Exercise directions: Write out the following listing in full, exactly as it reads.

Input data:
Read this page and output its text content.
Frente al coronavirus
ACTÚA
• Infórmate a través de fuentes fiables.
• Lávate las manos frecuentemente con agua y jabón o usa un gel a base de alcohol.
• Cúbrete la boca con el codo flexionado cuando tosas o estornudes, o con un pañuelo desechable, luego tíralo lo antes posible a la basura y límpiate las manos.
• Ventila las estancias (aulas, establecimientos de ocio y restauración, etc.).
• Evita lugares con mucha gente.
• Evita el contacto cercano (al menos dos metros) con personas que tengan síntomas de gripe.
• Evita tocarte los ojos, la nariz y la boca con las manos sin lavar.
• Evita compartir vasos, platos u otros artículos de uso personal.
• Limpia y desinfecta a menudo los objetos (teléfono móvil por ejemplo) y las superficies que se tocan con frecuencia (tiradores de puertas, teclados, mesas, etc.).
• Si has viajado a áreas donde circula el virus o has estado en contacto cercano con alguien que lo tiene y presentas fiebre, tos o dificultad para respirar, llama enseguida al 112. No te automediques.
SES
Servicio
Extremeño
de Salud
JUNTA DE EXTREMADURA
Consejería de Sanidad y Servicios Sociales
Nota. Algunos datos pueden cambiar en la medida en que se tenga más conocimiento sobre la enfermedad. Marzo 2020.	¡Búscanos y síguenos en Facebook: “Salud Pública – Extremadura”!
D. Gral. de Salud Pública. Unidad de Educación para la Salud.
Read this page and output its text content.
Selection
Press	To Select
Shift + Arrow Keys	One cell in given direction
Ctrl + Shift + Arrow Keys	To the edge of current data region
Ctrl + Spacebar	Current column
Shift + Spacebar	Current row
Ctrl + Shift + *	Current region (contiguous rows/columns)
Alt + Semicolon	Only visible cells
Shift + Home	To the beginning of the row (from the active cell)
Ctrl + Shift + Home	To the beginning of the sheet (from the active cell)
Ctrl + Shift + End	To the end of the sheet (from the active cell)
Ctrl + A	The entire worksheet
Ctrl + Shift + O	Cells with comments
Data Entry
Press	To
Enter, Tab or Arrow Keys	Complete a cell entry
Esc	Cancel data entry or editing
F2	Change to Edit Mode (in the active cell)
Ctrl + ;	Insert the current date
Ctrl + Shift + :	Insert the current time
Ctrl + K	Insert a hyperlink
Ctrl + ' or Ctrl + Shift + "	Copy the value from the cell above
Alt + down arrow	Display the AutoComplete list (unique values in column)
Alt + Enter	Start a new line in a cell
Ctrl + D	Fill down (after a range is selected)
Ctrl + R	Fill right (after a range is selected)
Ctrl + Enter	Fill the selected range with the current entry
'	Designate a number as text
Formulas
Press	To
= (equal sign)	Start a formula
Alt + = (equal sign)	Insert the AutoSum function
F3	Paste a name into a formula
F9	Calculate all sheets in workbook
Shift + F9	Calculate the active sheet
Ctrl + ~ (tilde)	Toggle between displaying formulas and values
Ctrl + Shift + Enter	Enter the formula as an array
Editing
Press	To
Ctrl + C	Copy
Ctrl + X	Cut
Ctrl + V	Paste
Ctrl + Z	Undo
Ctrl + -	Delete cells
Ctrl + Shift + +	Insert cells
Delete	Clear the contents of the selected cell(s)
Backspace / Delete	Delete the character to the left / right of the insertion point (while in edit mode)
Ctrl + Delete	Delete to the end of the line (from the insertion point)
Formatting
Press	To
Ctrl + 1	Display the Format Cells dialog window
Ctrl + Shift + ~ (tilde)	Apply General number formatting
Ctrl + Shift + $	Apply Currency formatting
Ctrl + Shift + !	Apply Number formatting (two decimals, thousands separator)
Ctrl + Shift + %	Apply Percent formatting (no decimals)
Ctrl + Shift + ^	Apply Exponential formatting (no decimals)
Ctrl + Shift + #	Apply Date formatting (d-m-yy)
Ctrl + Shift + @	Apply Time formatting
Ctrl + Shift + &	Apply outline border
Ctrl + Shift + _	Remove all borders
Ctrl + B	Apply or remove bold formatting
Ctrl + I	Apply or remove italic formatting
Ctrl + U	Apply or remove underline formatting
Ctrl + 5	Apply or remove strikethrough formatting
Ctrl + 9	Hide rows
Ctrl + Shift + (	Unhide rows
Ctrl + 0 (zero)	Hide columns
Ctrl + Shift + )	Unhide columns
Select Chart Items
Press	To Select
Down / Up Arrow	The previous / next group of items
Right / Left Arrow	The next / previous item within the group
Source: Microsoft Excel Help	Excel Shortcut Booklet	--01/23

Solution:
Read this page and output its text content.
Frente al coronavirus
ACTÚA
• Infórmate a través de fuentes fiables.
• Lávate las manos frecuentemente con agua y jabón o usa un gel a base de alcohol.
• Cúbrete la boca con el codo flexionado cuando tosas o estornudes, o con un pañuelo desechable, luego tíralo lo antes posible a la basura y límpiate las manos.
• Ventila las estancias (aulas, establecimientos de ocio y restauración, etc.).
• Evita lugares con mucha gente.
• Evita el contacto cercano (al menos dos metros) con personas que tengan síntomas de gripe.
• Evita tocarte los ojos, la nariz y la boca con las manos sin lavar.
• Evita compartir vasos, platos u otros artículos de uso personal.
• Limpia y desinfecta a menudo los objetos (teléfono móvil por ejemplo) y las superficies que se tocan con frecuencia (tiradores de puertas, teclados, mesas, etc.).
• Si has viajado a áreas donde circula el virus o has estado en contacto cercano con alguien que lo tiene y presentas fiebre, tos o dificultad para respirar, llama enseguida al 112. No te automediques.
SES
Servicio
Extremeño
de Salud
JUNTA DE EXTREMADURA
Consejería de Sanidad y Servicios Sociales
Nota. Algunos datos pueden cambiar en la medida en que se tenga más conocimiento sobre la enfermedad. Marzo 2020.	¡Búscanos y síguenos en Facebook: “Salud Pública – Extremadura”!
D. Gral. de Salud Pública. Unidad de Educación para la Salud.
Read this page and output its text content.
Selection
Press	To Select
Shift + Arrow Keys	One cell in given direction
Ctrl + Shift + Arrow Keys	To the edge of current data region
Ctrl + Spacebar	Current column
Shift + Spacebar	Current row
Ctrl + Shift + *	Current region (contiguous rows/columns)
Alt + Semicolon	Only visible cells
Shift + Home	To the beginning of the row (from the active cell)
Ctrl + Shift + Home	To the beginning of the sheet (from the active cell)
Ctrl + Shift + End	To the end of the sheet (from the active cell)
Ctrl + A	The entire worksheet
Ctrl + Shift + O	Cells with comments
Data Entry
Press	To
Enter, Tab or Arrow Keys	Complete a cell entry
Esc	Cancel data entry or editing
F2	Change to Edit Mode (in the active cell)
Ctrl + ;	Insert the current date
Ctrl + Shift + :	Insert the current time
Ctrl + K	Insert a hyperlink
Ctrl + ' or Ctrl + Shift + "	Copy the value from the cell above
Alt + down arrow	Display the AutoComplete list (unique values in column)
Alt + Enter	Start a new line in a cell
Ctrl + D	Fill down (after a range is selected)
Ctrl + R	Fill right (after a range is selected)
Ctrl + Enter	Fill the selected range with the current entry
'	Designate a number as text
Formulas
Press	To
= (equal sign)	Start a formula
Alt + = (equal sign)	Insert the AutoSum function
F3	Paste a name into a formula
F9	Calculate all sheets in workbook
Shift + F9	Calculate the active sheet
Ctrl + ~ (tilde)	Toggle between displaying formulas and values
Ctrl + Shift + Enter	Enter the formula as an array
Editing
Press	To
Ctrl + C	Copy
Ctrl + X	Cut
Ctrl + V	Paste
Ctrl + Z	Undo
Ctrl + -	Delete cells
Ctrl + Shift + +	Insert cells
Delete	Clear the contents of the selected cell(s)
Backspace / Delete	Delete the character to the left / right of the insertion point (while in edit mode)
Ctrl + Delete	Delete to the end of the line (from the insertion point)
Formatting
Press	To
Ctrl + 1	Display the Format Cells dialog window
Ctrl + Shift + ~ (tilde)	Apply General number formatting
Ctrl + Shift + $	Apply Currency formatting
Ctrl + Shift + !	Apply Number formatting (two decimals, thousands separator)
Ctrl + Shift + %	Apply Percent formatting (no decimals)
Ctrl + Shift + ^	Apply Exponential formatting (no decimals)
Ctrl + Shift + #	Apply Date formatting (d-m-yy)
Ctrl + Shift + @	Apply Time formatting
Ctrl + Shift + &	Apply outline border
Ctrl + Shift + _	Remove all borders
Ctrl + B	Apply or remove bold formatting
Ctrl + I	Apply or remove italic formatting
Ctrl + U	Apply or remove underline formatting
Ctrl + 5	Apply or remove strikethrough formatting
Ctrl + 9	Hide rows
Ctrl + Shift + (	Unhide rows
Ctrl + 0 (zero)	Hide columns
Ctrl + Shift + )	Unhide columns
Select Chart Items
Press	To Select
Down / Up Arrow	The previous / next group of items
Right / Left Arrow	The next / previous item within the group
Source: Microsoft Excel Help	Excel Shortcut Booklet	--01/23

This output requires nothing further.